((
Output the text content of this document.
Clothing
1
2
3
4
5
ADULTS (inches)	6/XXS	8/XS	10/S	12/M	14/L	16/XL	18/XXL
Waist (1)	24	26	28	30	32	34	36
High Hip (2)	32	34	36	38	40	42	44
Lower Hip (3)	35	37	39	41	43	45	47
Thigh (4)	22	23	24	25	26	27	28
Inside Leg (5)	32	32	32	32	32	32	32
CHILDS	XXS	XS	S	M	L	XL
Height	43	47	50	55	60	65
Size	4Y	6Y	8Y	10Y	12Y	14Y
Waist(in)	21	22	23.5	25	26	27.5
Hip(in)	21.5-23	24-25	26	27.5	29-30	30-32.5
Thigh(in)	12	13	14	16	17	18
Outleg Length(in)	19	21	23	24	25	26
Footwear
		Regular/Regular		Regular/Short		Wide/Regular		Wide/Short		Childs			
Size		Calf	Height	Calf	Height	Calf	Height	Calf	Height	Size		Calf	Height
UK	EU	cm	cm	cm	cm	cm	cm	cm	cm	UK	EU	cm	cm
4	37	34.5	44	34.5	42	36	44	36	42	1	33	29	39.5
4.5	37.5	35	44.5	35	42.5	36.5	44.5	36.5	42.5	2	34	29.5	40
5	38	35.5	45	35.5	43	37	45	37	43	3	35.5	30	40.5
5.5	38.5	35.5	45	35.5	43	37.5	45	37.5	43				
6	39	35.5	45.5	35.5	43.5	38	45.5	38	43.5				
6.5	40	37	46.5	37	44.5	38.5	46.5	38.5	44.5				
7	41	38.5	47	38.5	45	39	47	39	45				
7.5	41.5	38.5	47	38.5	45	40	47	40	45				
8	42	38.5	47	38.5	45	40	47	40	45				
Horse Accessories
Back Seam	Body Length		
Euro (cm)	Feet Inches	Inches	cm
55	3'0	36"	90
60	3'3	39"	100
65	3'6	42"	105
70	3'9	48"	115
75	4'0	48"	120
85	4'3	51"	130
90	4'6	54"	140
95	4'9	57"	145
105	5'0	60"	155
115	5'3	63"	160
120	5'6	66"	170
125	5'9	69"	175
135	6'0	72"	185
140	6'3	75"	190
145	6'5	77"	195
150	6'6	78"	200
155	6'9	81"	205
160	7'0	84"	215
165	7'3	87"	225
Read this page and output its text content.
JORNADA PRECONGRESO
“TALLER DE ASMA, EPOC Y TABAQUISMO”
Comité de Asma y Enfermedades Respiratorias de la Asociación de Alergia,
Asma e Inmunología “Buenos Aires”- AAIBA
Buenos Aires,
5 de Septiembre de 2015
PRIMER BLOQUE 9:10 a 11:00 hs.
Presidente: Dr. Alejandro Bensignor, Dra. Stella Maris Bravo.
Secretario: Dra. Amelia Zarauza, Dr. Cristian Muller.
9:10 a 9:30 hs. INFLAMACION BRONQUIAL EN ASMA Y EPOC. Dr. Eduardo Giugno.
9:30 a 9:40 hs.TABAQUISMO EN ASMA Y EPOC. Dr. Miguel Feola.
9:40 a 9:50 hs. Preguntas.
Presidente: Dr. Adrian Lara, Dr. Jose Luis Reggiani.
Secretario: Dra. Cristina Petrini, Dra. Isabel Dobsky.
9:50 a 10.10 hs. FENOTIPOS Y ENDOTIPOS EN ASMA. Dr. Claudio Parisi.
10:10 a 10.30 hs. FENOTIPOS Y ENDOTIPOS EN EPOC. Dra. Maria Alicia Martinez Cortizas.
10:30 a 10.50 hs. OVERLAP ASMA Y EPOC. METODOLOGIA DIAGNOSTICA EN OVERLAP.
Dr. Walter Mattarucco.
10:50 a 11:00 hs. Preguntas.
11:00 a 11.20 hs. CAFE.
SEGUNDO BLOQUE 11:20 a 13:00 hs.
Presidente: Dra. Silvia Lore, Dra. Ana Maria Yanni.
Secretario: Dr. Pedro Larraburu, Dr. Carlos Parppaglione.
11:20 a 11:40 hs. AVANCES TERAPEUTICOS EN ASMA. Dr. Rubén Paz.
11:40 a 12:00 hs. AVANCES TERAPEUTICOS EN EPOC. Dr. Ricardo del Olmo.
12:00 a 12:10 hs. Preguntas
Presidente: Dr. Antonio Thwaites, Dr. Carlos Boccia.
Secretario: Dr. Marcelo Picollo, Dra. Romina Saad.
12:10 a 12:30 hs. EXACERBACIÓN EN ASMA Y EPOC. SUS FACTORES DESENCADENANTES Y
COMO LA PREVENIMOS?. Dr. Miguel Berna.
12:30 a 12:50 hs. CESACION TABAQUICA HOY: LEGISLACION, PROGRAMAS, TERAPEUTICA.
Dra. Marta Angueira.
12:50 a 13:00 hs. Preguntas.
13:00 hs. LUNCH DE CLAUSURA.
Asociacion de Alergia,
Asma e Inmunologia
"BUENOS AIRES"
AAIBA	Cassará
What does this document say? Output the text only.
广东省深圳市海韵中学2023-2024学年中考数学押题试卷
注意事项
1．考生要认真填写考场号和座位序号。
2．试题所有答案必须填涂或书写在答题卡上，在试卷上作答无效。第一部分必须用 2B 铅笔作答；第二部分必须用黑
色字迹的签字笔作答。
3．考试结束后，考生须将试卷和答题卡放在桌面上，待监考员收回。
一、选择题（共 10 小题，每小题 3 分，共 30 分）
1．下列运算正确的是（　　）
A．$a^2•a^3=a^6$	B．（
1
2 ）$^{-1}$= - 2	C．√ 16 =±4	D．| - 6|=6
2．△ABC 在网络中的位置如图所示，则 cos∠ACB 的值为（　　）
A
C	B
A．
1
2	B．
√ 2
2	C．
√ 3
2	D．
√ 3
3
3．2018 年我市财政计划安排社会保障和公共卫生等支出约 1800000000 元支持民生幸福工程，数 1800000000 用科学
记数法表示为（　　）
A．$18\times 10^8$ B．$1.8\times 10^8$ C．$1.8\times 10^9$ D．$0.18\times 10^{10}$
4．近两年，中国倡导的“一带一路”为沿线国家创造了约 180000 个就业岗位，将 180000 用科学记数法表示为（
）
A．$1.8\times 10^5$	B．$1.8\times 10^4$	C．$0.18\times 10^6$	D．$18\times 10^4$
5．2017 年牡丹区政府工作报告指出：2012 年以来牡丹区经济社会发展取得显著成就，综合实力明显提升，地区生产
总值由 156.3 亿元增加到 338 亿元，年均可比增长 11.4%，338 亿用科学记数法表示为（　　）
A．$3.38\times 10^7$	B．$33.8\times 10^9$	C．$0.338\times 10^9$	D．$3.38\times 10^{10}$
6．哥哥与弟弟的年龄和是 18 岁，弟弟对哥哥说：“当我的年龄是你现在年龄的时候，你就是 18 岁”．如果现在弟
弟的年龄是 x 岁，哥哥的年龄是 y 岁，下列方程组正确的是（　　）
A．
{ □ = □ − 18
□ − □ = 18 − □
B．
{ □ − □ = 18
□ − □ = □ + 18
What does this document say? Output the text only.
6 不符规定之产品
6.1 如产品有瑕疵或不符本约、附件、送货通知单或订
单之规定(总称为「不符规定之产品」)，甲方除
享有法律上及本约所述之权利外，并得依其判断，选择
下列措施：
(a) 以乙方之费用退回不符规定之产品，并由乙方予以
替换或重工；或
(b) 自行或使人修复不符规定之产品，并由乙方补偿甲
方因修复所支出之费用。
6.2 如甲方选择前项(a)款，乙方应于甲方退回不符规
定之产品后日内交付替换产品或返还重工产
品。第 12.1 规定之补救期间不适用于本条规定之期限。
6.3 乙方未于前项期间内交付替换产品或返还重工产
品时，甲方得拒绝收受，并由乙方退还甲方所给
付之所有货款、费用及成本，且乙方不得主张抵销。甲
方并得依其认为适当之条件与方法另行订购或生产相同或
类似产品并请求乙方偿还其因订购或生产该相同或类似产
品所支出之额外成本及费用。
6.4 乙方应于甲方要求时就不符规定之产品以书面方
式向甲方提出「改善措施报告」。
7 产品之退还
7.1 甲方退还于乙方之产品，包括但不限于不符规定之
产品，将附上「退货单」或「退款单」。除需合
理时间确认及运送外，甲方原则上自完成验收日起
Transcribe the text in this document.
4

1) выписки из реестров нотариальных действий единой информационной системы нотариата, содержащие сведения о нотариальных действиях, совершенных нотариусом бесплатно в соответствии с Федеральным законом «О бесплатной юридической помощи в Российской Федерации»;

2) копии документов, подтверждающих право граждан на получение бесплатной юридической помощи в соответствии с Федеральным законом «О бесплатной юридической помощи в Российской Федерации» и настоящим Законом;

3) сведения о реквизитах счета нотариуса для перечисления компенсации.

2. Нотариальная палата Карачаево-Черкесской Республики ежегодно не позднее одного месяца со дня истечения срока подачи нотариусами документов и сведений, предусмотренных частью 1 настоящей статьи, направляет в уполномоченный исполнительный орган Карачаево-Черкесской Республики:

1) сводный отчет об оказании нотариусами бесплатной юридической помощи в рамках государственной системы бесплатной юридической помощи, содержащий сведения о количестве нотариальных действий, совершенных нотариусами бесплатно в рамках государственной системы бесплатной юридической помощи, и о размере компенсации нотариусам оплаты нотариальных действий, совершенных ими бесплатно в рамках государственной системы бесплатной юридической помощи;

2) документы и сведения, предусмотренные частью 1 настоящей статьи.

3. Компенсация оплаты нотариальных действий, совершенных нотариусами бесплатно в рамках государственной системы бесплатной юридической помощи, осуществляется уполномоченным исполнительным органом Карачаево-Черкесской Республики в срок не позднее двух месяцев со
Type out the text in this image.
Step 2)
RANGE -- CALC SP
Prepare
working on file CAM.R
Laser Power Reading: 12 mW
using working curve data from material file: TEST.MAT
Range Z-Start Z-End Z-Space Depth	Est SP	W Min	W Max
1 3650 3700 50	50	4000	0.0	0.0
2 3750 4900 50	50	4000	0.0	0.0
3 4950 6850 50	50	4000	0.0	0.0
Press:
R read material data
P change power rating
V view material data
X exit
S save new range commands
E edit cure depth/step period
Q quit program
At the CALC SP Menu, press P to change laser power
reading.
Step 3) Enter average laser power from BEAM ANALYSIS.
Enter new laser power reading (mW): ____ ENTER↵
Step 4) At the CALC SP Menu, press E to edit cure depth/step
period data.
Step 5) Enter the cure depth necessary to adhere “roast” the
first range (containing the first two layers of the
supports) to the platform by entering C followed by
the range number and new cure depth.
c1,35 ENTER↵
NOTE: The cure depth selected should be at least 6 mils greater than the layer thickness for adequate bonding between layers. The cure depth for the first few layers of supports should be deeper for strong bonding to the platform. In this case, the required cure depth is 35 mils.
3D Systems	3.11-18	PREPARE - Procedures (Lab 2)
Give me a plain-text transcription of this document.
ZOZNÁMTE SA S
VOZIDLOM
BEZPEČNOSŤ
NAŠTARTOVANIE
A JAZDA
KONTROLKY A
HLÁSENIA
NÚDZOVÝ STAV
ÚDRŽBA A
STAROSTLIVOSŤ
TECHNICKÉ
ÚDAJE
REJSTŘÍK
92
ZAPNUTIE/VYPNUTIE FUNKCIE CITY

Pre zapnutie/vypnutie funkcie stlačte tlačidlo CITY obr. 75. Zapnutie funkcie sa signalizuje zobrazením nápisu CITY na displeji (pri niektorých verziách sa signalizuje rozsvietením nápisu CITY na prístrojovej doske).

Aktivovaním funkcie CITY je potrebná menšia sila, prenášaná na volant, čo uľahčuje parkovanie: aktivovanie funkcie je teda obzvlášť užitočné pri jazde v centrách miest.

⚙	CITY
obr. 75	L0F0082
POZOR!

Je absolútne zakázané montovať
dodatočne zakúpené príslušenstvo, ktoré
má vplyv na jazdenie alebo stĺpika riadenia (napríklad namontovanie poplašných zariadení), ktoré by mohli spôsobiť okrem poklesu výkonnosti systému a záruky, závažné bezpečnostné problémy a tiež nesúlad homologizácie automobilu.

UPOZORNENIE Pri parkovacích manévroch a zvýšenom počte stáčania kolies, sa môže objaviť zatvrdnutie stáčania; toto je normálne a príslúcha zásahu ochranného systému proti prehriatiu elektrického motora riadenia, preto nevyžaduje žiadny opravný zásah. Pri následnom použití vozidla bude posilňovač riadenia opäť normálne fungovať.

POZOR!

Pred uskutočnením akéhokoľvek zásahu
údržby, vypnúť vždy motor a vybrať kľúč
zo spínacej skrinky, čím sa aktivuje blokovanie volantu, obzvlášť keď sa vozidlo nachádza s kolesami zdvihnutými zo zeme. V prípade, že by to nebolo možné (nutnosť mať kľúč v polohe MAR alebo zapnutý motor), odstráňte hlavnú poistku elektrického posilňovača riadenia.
))
Prompt:
State, as a number only, how many lines in the entries include "FENOTIPOS".

Reply to the exercise:
2